Yeah, absolutely. But what I think you know gymnastics back then and perhaps a lot of sports back then lacked was the awareness that we have now about the importance of mindset. So much of the coaching was about nailing the moves. It was about the physical preparation. It was about pointing your toes. It was about nailing the moves. It was about the physical preparation, it was about pointing your toes. It was about the aesthetic, it was about conditioning. But I think I would have handled the pressure of competition, the pressure of the potential for failure. I think that a lot of that would have been easier to manage as a young person if the sport had had the awareness of the importance of psychology and mindset that I think we have a better understanding of today. I think a lot of you know sports and activities today have a better awareness of the importance of looking out for the person and not just the, the body, that that it's housed in um what would you agree?

Speaker 2:

well, you've just hit the nail on the head in in my many years of competing as as an athlete. So, gymnastics, touch football, weightlifting and powerlifting the missing piece is 100% the fact that I said before. You're dealing with a person and a person has emotions. So if you can get that person to understand the emotion in the sport, behind the movement, behind the competition, what, yes, you are, you are you called it nervous before you are nervous and where is that nervousness coming from? You need to get you get to an understanding of the nervousness is nearly.

Speaker 2:

From my experience now as a mindset coach, and I've really gone into the performance mindset. That's what really drew me to mindset to begin with, because here is my situation I had done 10 years of weightlifting. Okay, I had broken more than I don't even know eight world records, you know, won so many world championships in the sport, of both sports of powerlifting and Olympic weightlifting and I got to a point where I could break a world record and just go oh yeah, I broke a world record and I wasn't excited about that anymore, and so that is what drove me to to work out what. Where is this coming from? Like, what's going on with my mindset. You know why have I lost the enjoyment of what other people would give their left arm to even break a national record, let alone a world record, and I would go into a world championship and I'd break a world record and I'd go, yeah, I'll break the world record, but I would get no joy from that anymore. And that was because, you know, I thought, well, okay, so mindset, I need to find a mindset coach. So I went and found a coach. His name was chase tollison absolutely fantastic. And when I went into, when I went into that with him, um, I I saw the power in understanding the relationship between the mind and the body and how the mind is just as important as the body in performing and allowing the person to not only perform well but enjoy the experience. And that's what I had lost. I had lost the enjoyment of competition because all I was doing was ticking the box and I wasn't like stepping back and enjoying the moment, because my mind was all about the outcome and not about the process.
|---|
**Exercise task 1**
According to the transcript on sports and mindset, in which two sports did Speaker 2 win world championships?
**Exercise task 2**
Translate this sentence from the transcript on sports and mindset into Spanish: "So much of the coaching was about nailing the moves."
**Exercise task 3**
Write what comes next in the transcript on sports and mindset, picking up after its final sentence.
|---|
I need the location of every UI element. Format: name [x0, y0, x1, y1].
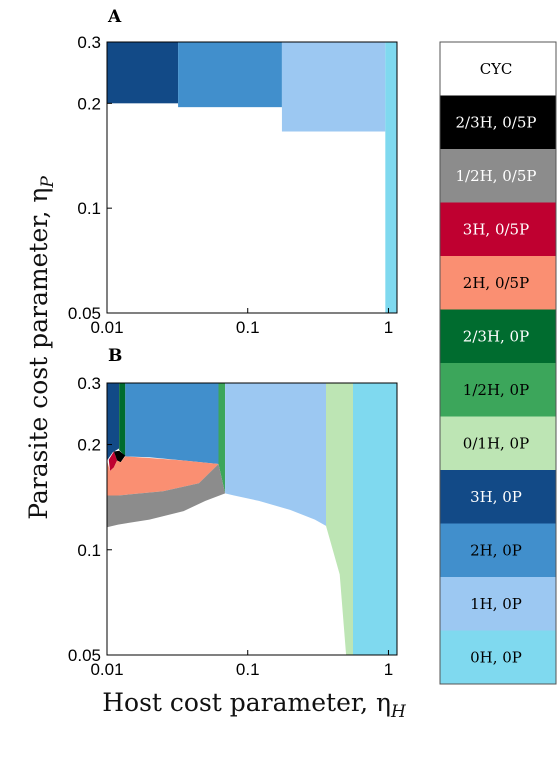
legend-swatch-3h-0p — [440, 470, 556, 524]
legend-swatch-1-2h-0-5p — [440, 149, 556, 203]
legend-label-3h-0-5p: 3H, 0/5P — [463, 220, 529, 238]
panel-a-plot-frame — [106, 41, 398, 314]
legend-label-3h-0p: 3H, 0P — [470, 488, 522, 506]
x-axis-title-text: Host cost parameter, η — [102, 688, 391, 717]
legend-label-2h-0-5p: 2H, 0/5P — [463, 274, 529, 292]
legend-label-1h-0p: 1H, 0P — [470, 595, 522, 613]
panel-b-y-tick-label: 0.05 — [68, 646, 101, 665]
legend: CYC 2/3H, 0/5P 1/2H, 0/5P 3H, 0/5P 2H, 0/5P 2… — [439, 41, 557, 685]
y-axis-title-text: Parasite cost parameter, η — [24, 188, 53, 520]
panel-b-region-2-3h-0p — [119, 383, 126, 457]
panel-a-y-tick-label: 0.1 — [77, 199, 101, 218]
panel-b-ticks: 0.01 0.1 1 0.05 0.1 0.2 0.3 — [68, 374, 393, 679]
legend-label-1-2h-0p: 1/2H, 0P — [463, 381, 529, 399]
panel-b-region-2h-0p — [125, 383, 219, 464]
panel-b-x-tick-label: 0.1 — [236, 660, 260, 679]
legend-swatch-1-2h-0p — [440, 363, 556, 417]
legend-label-0h-0p: 0H, 0P — [470, 648, 522, 666]
panel-a-x-tick-label: 0.1 — [236, 318, 260, 337]
panel-a-region-3h-0p — [107, 42, 179, 104]
y-axis-title: Parasite cost parameter, ηP — [24, 176, 58, 520]
panel-b-region-1-2h-0p — [218, 383, 226, 494]
legend-swatch-2-3h-0p — [440, 309, 556, 363]
x-axis-title-subscript: H — [390, 702, 407, 722]
panel-a-x-tick-label: 1 — [384, 318, 393, 337]
panel-a-ticks: 0.01 0.1 1 0.05 0.1 0.2 0.3 — [68, 33, 393, 337]
legend-swatch-cyc — [440, 42, 556, 96]
panel-b-y-tick-label: 0.3 — [77, 374, 101, 393]
panel-b-region-1-2h-0-5p — [107, 464, 226, 528]
panel-a-y-tick-label: 0.2 — [77, 94, 101, 113]
panel-b-x-tick-label: 1 — [384, 660, 393, 679]
panel-a-region-1h-0p — [281, 42, 386, 132]
panel-b-region-3h-0p — [107, 383, 120, 461]
legend-label-2-3h-0p: 2/3H, 0P — [463, 327, 529, 345]
legend-swatch-3h-0-5p — [440, 202, 556, 256]
legend-label-cyc: CYC — [480, 60, 513, 78]
panel-b-x-tick-label: 0.01 — [90, 660, 123, 679]
panel-b-letter: B — [108, 346, 122, 366]
panel-a-letter: A — [107, 7, 122, 27]
legend-label-1-2h-0-5p: 1/2H, 0/5P — [456, 167, 537, 185]
panel-b-region-2-3h-0-5p — [113, 450, 126, 463]
panel-b-region-0h-0p — [353, 383, 397, 655]
y-axis-title-subscript: P — [38, 176, 58, 189]
panel-b: B 0.01 0.1 1 0.05 0.1 0.2 0.3 — [68, 346, 398, 679]
legend-swatch-2-3h-0-5p — [440, 95, 556, 149]
panel-a-y-tick-label: 0.3 — [77, 33, 101, 52]
legend-frame — [439, 41, 557, 685]
panel-b-y-tick-label: 0.1 — [77, 541, 101, 560]
panel-a-y-tick-label: 0.05 — [68, 304, 101, 323]
legend-label-2-3h-0-5p: 2/3H, 0/5P — [456, 113, 537, 131]
panel-b-region-3h-0-5p — [108, 451, 118, 471]
panel-b-region-1h-0p — [225, 383, 326, 526]
panel-b-regions — [107, 383, 397, 655]
panel-a-region-2h-0p — [178, 42, 282, 108]
legend-label-2h-0p: 2H, 0P — [470, 541, 522, 559]
panel-b-plot-frame — [106, 382, 398, 656]
panel-a-region-0h-0p — [385, 42, 397, 313]
panel-b-region-0-1h-0p — [326, 383, 353, 655]
legend-swatch-2h-0-5p — [440, 256, 556, 310]
legend-swatch-2h-0p — [440, 523, 556, 577]
legend-label-0-1h-0p: 0/1H, 0P — [463, 434, 529, 452]
panel-b-region-2h-0-5p — [107, 456, 219, 496]
legend-swatch-0h-0p — [440, 630, 556, 684]
legend-swatch-1h-0p — [440, 577, 556, 631]
panel-a-regions — [107, 42, 397, 313]
x-axis-title: Host cost parameter, ηH — [102, 688, 407, 722]
panel-a: A 0.01 0.1 1 0.05 0.1 0.2 0.3 — [68, 7, 398, 337]
panel-a-x-tick-label: 0.01 — [90, 318, 123, 337]
legend-swatch-0-1h-0p — [440, 416, 556, 470]
panel-b-y-tick-label: 0.2 — [77, 436, 101, 455]
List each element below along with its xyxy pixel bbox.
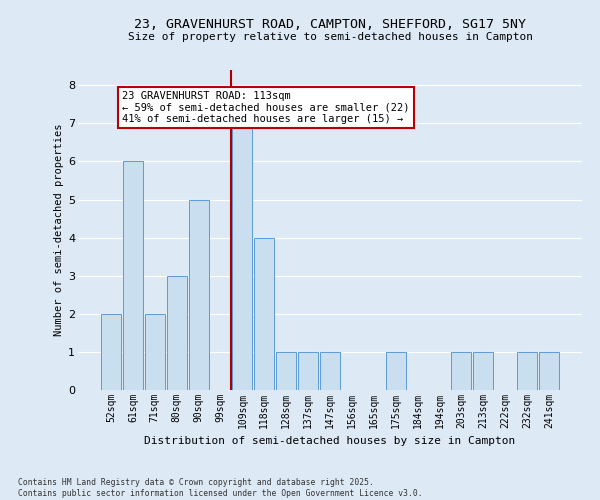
Bar xyxy=(473,352,493,390)
Bar xyxy=(539,352,559,390)
Bar xyxy=(517,352,537,390)
Bar xyxy=(101,314,121,390)
X-axis label: Distribution of semi-detached houses by size in Campton: Distribution of semi-detached houses by … xyxy=(145,436,515,446)
Text: Size of property relative to semi-detached houses in Campton: Size of property relative to semi-detach… xyxy=(128,32,533,42)
Bar xyxy=(167,276,187,390)
Bar xyxy=(232,124,253,390)
Text: 23 GRAVENHURST ROAD: 113sqm
← 59% of semi-detached houses are smaller (22)
41% o: 23 GRAVENHURST ROAD: 113sqm ← 59% of sem… xyxy=(122,91,409,124)
Bar xyxy=(386,352,406,390)
Bar xyxy=(123,162,143,390)
Bar xyxy=(145,314,165,390)
Text: Contains HM Land Registry data © Crown copyright and database right 2025.
Contai: Contains HM Land Registry data © Crown c… xyxy=(18,478,422,498)
Bar xyxy=(451,352,472,390)
Bar xyxy=(254,238,274,390)
Y-axis label: Number of semi-detached properties: Number of semi-detached properties xyxy=(54,124,64,336)
Bar xyxy=(276,352,296,390)
Bar xyxy=(188,200,209,390)
Bar xyxy=(298,352,318,390)
Text: 23, GRAVENHURST ROAD, CAMPTON, SHEFFORD, SG17 5NY: 23, GRAVENHURST ROAD, CAMPTON, SHEFFORD,… xyxy=(134,18,526,30)
Bar xyxy=(320,352,340,390)
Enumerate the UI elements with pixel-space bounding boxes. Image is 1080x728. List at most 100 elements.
|---|
**Right answer 1**
Powerlifting and Olympic weightlifting.

**Right answer 2**
Gran parte del entrenamiento se centraba en clavar los movimientos.

**Right answer 3**
Speaker 2:

So, looking back to our gymnastics days, there was no mindset training. There was okay, we're going to do our routines 50 times, we're going to nail them, then we're going to go to competition. And here's something I've learned you can nail a million routines in training. Competition performance is a totally different ball game. To practice performance and you need to practice competition performance.

Speaker 2:

So what I'm saying there is what they could have done at the time and what our coaches could have done if they'd been aware of the power of the mind in its ability to the mind, linking to the emotions, which then emotions also influence your performance. Okay, so it's all interlinked. What they could have done would have been for us to walk into the gym and they could have said guess what, girls, we're doing a competition today. So we were put under pressure on the spot, just like we would have been in a competition. Then we get to practice the skills that we need to be under pressure and perform our skills at the same time at a high level. But that was never done for us, right? We're just trained and trained and trained.

Speaker 1:

And then we went to the competition with no mindset preparation speaking of preparation, I just want to share a quick memory of um, another gymnastics memory. That, um, I will never forget. I don't know if you remember it as vividly as I do, but this speaks to preparation. Now, a key moment in any young girl's life is when she gets her first period. Okay, yes, yes, this is not something I was prepared for. I had not been told about this. Somehow that lesson just didn't happen, okay, and so I remember going to gymnastics one afternoon and, as usual, you and I got ready in the toilets, you know, got out of our school uniform to put on our leotard, were in the the cubicle beside me and I've I've noticed something terrible has happened to me. Um, I've no idea what it is. I have no context, nothing. I'm dying.

Speaker 2:

It's clear that I'm dying because that's what it always is. It's clear. Everything that happens is clearly you're dying continue.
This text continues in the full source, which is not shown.